"""

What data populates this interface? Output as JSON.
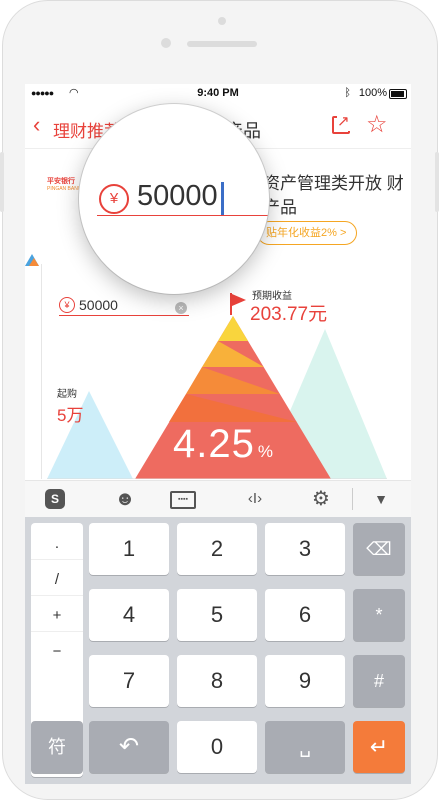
{
  "status_bar": {
    "time": "9:40 PM",
    "battery": "100%"
  },
  "nav": {
    "back_label": "理财推荐",
    "title": "产品"
  },
  "product": {
    "logo_main": "平安银行",
    "logo_sub": "PINGAN BANK",
    "title": "资产管理类开放 财产品",
    "subsidy": "贴年化收益2% >"
  },
  "calculator": {
    "amount_value": "50000",
    "magnifier_value": "50000",
    "currency_symbol": "¥",
    "expected_label": "预期收益",
    "expected_value": "203.77元",
    "min_label": "起购",
    "min_value": "5万",
    "rate_value": "4.25",
    "rate_unit": "%"
  },
  "colors": {
    "accent": "#e8423b",
    "orange": "#f47b3a",
    "pyramid_top": "#f9c93a"
  },
  "toolbar": {
    "items": [
      "sogou-logo-icon",
      "emoji-icon",
      "keyboard-icon",
      "cursor-icon",
      "gear-icon",
      "collapse-icon"
    ],
    "logo_text": "S"
  },
  "keyboard": {
    "symbols": [
      ".",
      "/",
      "+",
      "−"
    ],
    "rows": [
      [
        "1",
        "2",
        "3"
      ],
      [
        "4",
        "5",
        "6"
      ],
      [
        "7",
        "8",
        "9"
      ],
      [
        "符",
        "",
        "0",
        ""
      ]
    ],
    "right_keys": [
      "⌫",
      "*",
      "#",
      "↵"
    ]
  }
}
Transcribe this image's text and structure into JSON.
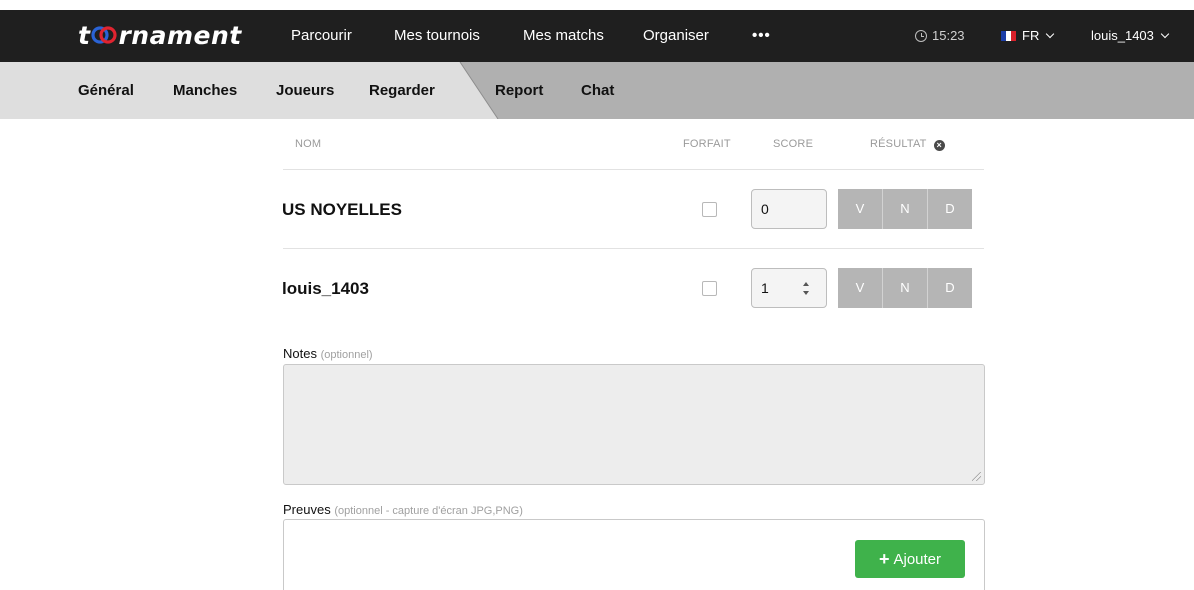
{
  "app": {
    "logo_prefix": "t",
    "logo_suffix": "rnament",
    "brand_colors": {
      "ring_blue": "#2a63d6",
      "ring_red": "#e02430"
    }
  },
  "topnav": {
    "items": [
      "Parcourir",
      "Mes tournois",
      "Mes matchs",
      "Organiser"
    ],
    "more": "•••",
    "time": "15:23",
    "language": "FR",
    "user": "louis_1403"
  },
  "subnav": {
    "items": [
      "Général",
      "Manches",
      "Joueurs",
      "Regarder",
      "Report",
      "Chat"
    ]
  },
  "table": {
    "headers": {
      "name": "NOM",
      "forfeit": "FORFAIT",
      "score": "SCORE",
      "result": "RÉSULTAT"
    },
    "rows": [
      {
        "team": "US NOYELLES",
        "forfeit": false,
        "score": "0",
        "results": [
          "V",
          "N",
          "D"
        ]
      },
      {
        "team": "louis_1403",
        "forfeit": false,
        "score": "1",
        "results": [
          "V",
          "N",
          "D"
        ]
      }
    ]
  },
  "notes": {
    "label": "Notes",
    "optional": "(optionnel)",
    "value": ""
  },
  "proofs": {
    "label": "Preuves",
    "optional": "(optionnel - capture d'écran JPG,PNG)",
    "add_button": "Ajouter"
  },
  "colors": {
    "topbar": "#1f1f1f",
    "subbar": "#b0b0b0",
    "subbar_light": "#dedede",
    "result_button": "#b5b5b5",
    "add_button": "#3fb24b"
  }
}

"""

### Goal
The records above must be printed exactly; the pictures stay out.

### Written answer
What data populates this interface? Output as JSON.
{
  "status_bar": {
    "time": "9:40 PM",
    "battery": "100%"
  },
  "nav": {
    "back_label": "理财推荐",
    "title": "产品"
  },
  "product": {
    "logo_main": "平安银行",
    "logo_sub": "PINGAN BANK",
    "title": "资产管理类开放 财产品",
    "subsidy": "贴年化收益2% >"
  },
  "calculator": {
    "amount_value": "50000",
    "magnifier_value": "50000",
    "currency_symbol": "¥",
    "expected_label": "预期收益",
    "expected_value": "203.77元",
    "min_label": "起购",
    "min_value": "5万",
    "rate_value": "4.25",
    "rate_unit": "%"
  },
  "colors": {
    "accent": "#e8423b",
    "orange": "#f47b3a",
    "pyramid_top": "#f9c93a"
  },
  "toolbar": {
    "items": [
      "sogou-logo-icon",
      "emoji-icon",
      "keyboard-icon",
      "cursor-icon",
      "gear-icon",
      "collapse-icon"
    ],
    "logo_text": "S"
  },
  "keyboard": {
    "symbols": [
      ".",
      "/",
      "+",
      "−"
    ],
    "rows": [
      [
        "1",
        "2",
        "3"
      ],
      [
        "4",
        "5",
        "6"
      ],
      [
        "7",
        "8",
        "9"
      ],
      [
        "符",
        "",
        "0",
        ""
      ]
    ],
    "right_keys": [
      "⌫",
      "*",
      "#",
      "↵"
    ]
  }
}
Transcribe this image's text and structure into JSON.
{
  "app": {
    "logo_prefix": "t",
    "logo_suffix": "rnament",
    "brand_colors": {
      "ring_blue": "#2a63d6",
      "ring_red": "#e02430"
    }
  },
  "topnav": {
    "items": [
      "Parcourir",
      "Mes tournois",
      "Mes matchs",
      "Organiser"
    ],
    "more": "•••",
    "time": "15:23",
    "language": "FR",
    "user": "louis_1403"
  },
  "subnav": {
    "items": [
      "Général",
      "Manches",
      "Joueurs",
      "Regarder",
      "Report",
      "Chat"
    ]
  },
  "table": {
    "headers": {
      "name": "NOM",
      "forfeit": "FORFAIT",
      "score": "SCORE",
      "result": "RÉSULTAT"
    },
    "rows": [
      {
        "team": "US NOYELLES",
        "forfeit": false,
        "score": "0",
        "results": [
          "V",
          "N",
          "D"
        ]
      },
      {
        "team": "louis_1403",
        "forfeit": false,
        "score": "1",
        "results": [
          "V",
          "N",
          "D"
        ]
      }
    ]
  },
  "notes": {
    "label": "Notes",
    "optional": "(optionnel)",
    "value": ""
  },
  "proofs": {
    "label": "Preuves",
    "optional": "(optionnel - capture d'écran JPG,PNG)",
    "add_button": "Ajouter"
  },
  "colors": {
    "topbar": "#1f1f1f",
    "subbar": "#b0b0b0",
    "subbar_light": "#dedede",
    "result_button": "#b5b5b5",
    "add_button": "#3fb24b"
  }
}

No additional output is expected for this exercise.